### EXERCISE INSTRUCTIONS
Output each entry exactly; skip nothing.

### SOURCE DATA
--- Begin ---

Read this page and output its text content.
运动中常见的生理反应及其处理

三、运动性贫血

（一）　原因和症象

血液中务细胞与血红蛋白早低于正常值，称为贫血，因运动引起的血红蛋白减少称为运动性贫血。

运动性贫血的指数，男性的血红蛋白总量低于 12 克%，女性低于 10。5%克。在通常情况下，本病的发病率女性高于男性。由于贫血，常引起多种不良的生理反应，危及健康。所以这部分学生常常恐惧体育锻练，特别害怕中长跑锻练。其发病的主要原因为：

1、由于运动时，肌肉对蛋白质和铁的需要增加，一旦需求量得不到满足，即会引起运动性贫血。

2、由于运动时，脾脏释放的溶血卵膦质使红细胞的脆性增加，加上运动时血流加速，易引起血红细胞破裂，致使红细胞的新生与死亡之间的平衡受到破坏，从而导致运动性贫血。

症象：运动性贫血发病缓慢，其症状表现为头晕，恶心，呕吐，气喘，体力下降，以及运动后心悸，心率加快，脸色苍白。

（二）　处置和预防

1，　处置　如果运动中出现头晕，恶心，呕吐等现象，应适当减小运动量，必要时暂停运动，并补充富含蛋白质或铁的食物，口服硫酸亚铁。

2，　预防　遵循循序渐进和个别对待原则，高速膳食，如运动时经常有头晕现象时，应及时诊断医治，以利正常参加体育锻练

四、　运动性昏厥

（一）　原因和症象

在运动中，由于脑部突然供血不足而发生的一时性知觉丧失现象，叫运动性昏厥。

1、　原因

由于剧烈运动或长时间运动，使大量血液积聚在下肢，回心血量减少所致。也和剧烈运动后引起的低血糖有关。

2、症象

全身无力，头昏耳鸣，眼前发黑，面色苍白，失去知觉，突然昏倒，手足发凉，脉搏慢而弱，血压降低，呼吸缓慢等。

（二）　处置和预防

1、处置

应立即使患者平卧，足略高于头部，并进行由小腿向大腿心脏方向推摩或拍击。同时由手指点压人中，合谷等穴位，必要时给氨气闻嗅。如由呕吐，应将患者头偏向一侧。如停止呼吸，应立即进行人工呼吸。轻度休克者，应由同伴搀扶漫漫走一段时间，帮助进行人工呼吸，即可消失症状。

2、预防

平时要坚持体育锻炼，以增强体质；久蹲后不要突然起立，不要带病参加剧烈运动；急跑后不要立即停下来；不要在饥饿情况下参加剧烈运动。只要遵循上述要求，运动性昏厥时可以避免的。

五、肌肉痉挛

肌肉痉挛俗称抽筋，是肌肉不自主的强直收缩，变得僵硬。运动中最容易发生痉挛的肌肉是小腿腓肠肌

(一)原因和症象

--- End ---

### COMPLETED EXERCISE
Read this page and output its text content.
运动中常见的生理反应及其处理

三、运动性贫血

（一）　原因和症象

血液中务细胞与血红蛋白早低于正常值，称为贫血，因运动引起的血红蛋白减少称为运动性贫血。

运动性贫血的指数，男性的血红蛋白总量低于 12 克%，女性低于 10。5%克。在通常情况下，本病的发病率女性高于男性。由于贫血，常引起多种不良的生理反应，危及健康。所以这部分学生常常恐惧体育锻练，特别害怕中长跑锻练。其发病的主要原因为：

1、由于运动时，肌肉对蛋白质和铁的需要增加，一旦需求量得不到满足，即会引起运动性贫血。

2、由于运动时，脾脏释放的溶血卵膦质使红细胞的脆性增加，加上运动时血流加速，易引起血红细胞破裂，致使红细胞的新生与死亡之间的平衡受到破坏，从而导致运动性贫血。

症象：运动性贫血发病缓慢，其症状表现为头晕，恶心，呕吐，气喘，体力下降，以及运动后心悸，心率加快，脸色苍白。

（二）　处置和预防

1，　处置　如果运动中出现头晕，恶心，呕吐等现象，应适当减小运动量，必要时暂停运动，并补充富含蛋白质或铁的食物，口服硫酸亚铁。

2，　预防　遵循循序渐进和个别对待原则，高速膳食，如运动时经常有头晕现象时，应及时诊断医治，以利正常参加体育锻练

四、　运动性昏厥

（一）　原因和症象

在运动中，由于脑部突然供血不足而发生的一时性知觉丧失现象，叫运动性昏厥。

1、　原因

由于剧烈运动或长时间运动，使大量血液积聚在下肢，回心血量减少所致。也和剧烈运动后引起的低血糖有关。

2、症象

全身无力，头昏耳鸣，眼前发黑，面色苍白，失去知觉，突然昏倒，手足发凉，脉搏慢而弱，血压降低，呼吸缓慢等。

（二）　处置和预防

1、处置

应立即使患者平卧，足略高于头部，并进行由小腿向大腿心脏方向推摩或拍击。同时由手指点压人中，合谷等穴位，必要时给氨气闻嗅。如由呕吐，应将患者头偏向一侧。如停止呼吸，应立即进行人工呼吸。轻度休克者，应由同伴搀扶漫漫走一段时间，帮助进行人工呼吸，即可消失症状。

2、预防

平时要坚持体育锻炼，以增强体质；久蹲后不要突然起立，不要带病参加剧烈运动；急跑后不要立即停下来；不要在饥饿情况下参加剧烈运动。只要遵循上述要求，运动性昏厥时可以避免的。

五、肌肉痉挛

肌肉痉挛俗称抽筋，是肌肉不自主的强直收缩，变得僵硬。运动中最容易发生痉挛的肌肉是小腿腓肠肌

(一)原因和症象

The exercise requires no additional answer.